** START Data for the task **

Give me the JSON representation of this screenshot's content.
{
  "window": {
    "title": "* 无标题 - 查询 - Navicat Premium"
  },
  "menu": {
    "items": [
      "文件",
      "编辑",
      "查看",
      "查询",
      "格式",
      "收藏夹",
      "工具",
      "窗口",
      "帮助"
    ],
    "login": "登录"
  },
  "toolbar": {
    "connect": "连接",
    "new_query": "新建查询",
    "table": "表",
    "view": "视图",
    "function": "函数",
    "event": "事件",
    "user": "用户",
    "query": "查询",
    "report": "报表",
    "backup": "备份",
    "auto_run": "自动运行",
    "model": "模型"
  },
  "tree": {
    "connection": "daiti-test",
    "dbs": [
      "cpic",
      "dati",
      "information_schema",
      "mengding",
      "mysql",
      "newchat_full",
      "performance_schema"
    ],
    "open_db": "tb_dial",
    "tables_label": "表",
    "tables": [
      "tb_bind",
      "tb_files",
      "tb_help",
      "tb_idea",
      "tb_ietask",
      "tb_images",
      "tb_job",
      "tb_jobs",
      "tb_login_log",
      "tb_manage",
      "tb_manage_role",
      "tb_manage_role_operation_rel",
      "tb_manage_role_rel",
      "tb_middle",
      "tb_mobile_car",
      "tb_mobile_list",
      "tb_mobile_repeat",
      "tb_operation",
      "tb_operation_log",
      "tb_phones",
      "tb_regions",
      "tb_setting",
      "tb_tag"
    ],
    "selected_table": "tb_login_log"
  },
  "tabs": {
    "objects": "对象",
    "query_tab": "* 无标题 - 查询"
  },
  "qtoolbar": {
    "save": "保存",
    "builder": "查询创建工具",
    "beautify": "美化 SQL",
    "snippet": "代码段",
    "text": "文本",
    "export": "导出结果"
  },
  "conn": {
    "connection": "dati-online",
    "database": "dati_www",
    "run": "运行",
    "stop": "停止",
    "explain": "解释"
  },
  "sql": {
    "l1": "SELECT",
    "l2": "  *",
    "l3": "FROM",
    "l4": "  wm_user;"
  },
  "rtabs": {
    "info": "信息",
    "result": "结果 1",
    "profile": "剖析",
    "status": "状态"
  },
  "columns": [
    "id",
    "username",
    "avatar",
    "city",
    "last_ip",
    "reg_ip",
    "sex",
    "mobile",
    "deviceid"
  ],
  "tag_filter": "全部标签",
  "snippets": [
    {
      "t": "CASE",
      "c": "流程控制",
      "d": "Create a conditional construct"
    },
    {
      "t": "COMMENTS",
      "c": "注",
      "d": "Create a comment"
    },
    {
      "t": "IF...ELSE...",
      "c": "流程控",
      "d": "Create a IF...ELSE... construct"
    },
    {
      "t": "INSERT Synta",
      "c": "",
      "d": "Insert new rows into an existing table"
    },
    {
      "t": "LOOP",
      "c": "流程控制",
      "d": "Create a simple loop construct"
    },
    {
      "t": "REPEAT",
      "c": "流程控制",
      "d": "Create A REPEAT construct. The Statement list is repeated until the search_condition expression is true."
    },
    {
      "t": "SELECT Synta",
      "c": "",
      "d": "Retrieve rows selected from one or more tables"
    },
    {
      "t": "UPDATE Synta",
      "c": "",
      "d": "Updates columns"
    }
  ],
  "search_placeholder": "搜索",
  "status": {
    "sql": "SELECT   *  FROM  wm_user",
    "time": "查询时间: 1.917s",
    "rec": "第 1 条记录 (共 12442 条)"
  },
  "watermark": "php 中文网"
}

** END Data for the task **

» **Directions**:
Write out every entry again exactly, please, with nothing missing.

» **The output**:
Give me the JSON representation of this screenshot's content.
{
  "window": {
    "title": "* 无标题 - 查询 - Navicat Premium"
  },
  "menu": {
    "items": [
      "文件",
      "编辑",
      "查看",
      "查询",
      "格式",
      "收藏夹",
      "工具",
      "窗口",
      "帮助"
    ],
    "login": "登录"
  },
  "toolbar": {
    "connect": "连接",
    "new_query": "新建查询",
    "table": "表",
    "view": "视图",
    "function": "函数",
    "event": "事件",
    "user": "用户",
    "query": "查询",
    "report": "报表",
    "backup": "备份",
    "auto_run": "自动运行",
    "model": "模型"
  },
  "tree": {
    "connection": "daiti-test",
    "dbs": [
      "cpic",
      "dati",
      "information_schema",
      "mengding",
      "mysql",
      "newchat_full",
      "performance_schema"
    ],
    "open_db": "tb_dial",
    "tables_label": "表",
    "tables": [
      "tb_bind",
      "tb_files",
      "tb_help",
      "tb_idea",
      "tb_ietask",
      "tb_images",
      "tb_job",
      "tb_jobs",
      "tb_login_log",
      "tb_manage",
      "tb_manage_role",
      "tb_manage_role_operation_rel",
      "tb_manage_role_rel",
      "tb_middle",
      "tb_mobile_car",
      "tb_mobile_list",
      "tb_mobile_repeat",
      "tb_operation",
      "tb_operation_log",
      "tb_phones",
      "tb_regions",
      "tb_setting",
      "tb_tag"
    ],
    "selected_table": "tb_login_log"
  },
  "tabs": {
    "objects": "对象",
    "query_tab": "* 无标题 - 查询"
  },
  "qtoolbar": {
    "save": "保存",
    "builder": "查询创建工具",
    "beautify": "美化 SQL",
    "snippet": "代码段",
    "text": "文本",
    "export": "导出结果"
  },
  "conn": {
    "connection": "dati-online",
    "database": "dati_www",
    "run": "运行",
    "stop": "停止",
    "explain": "解释"
  },
  "sql": {
    "l1": "SELECT",
    "l2": "  *",
    "l3": "FROM",
    "l4": "  wm_user;"
  },
  "rtabs": {
    "info": "信息",
    "result": "结果 1",
    "profile": "剖析",
    "status": "状态"
  },
  "columns": [
    "id",
    "username",
    "avatar",
    "city",
    "last_ip",
    "reg_ip",
    "sex",
    "mobile",
    "deviceid"
  ],
  "tag_filter": "全部标签",
  "snippets": [
    {
      "t": "CASE",
      "c": "流程控制",
      "d": "Create a conditional construct"
    },
    {
      "t": "COMMENTS",
      "c": "注",
      "d": "Create a comment"
    },
    {
      "t": "IF...ELSE...",
      "c": "流程控",
      "d": "Create a IF...ELSE... construct"
    },
    {
      "t": "INSERT Synta",
      "c": "",
      "d": "Insert new rows into an existing table"
    },
    {
      "t": "LOOP",
      "c": "流程控制",
      "d": "Create a simple loop construct"
    },
    {
      "t": "REPEAT",
      "c": "流程控制",
      "d": "Create A REPEAT construct. The Statement list is repeated until the search_condition expression is true."
    },
    {
      "t": "SELECT Synta",
      "c": "",
      "d": "Retrieve rows selected from one or more tables"
    },
    {
      "t": "UPDATE Synta",
      "c": "",
      "d": "Updates columns"
    }
  ],
  "search_placeholder": "搜索",
  "status": {
    "sql": "SELECT   *  FROM  wm_user",
    "time": "查询时间: 1.917s",
    "rec": "第 1 条记录 (共 12442 条)"
  },
  "watermark": "php 中文网"
}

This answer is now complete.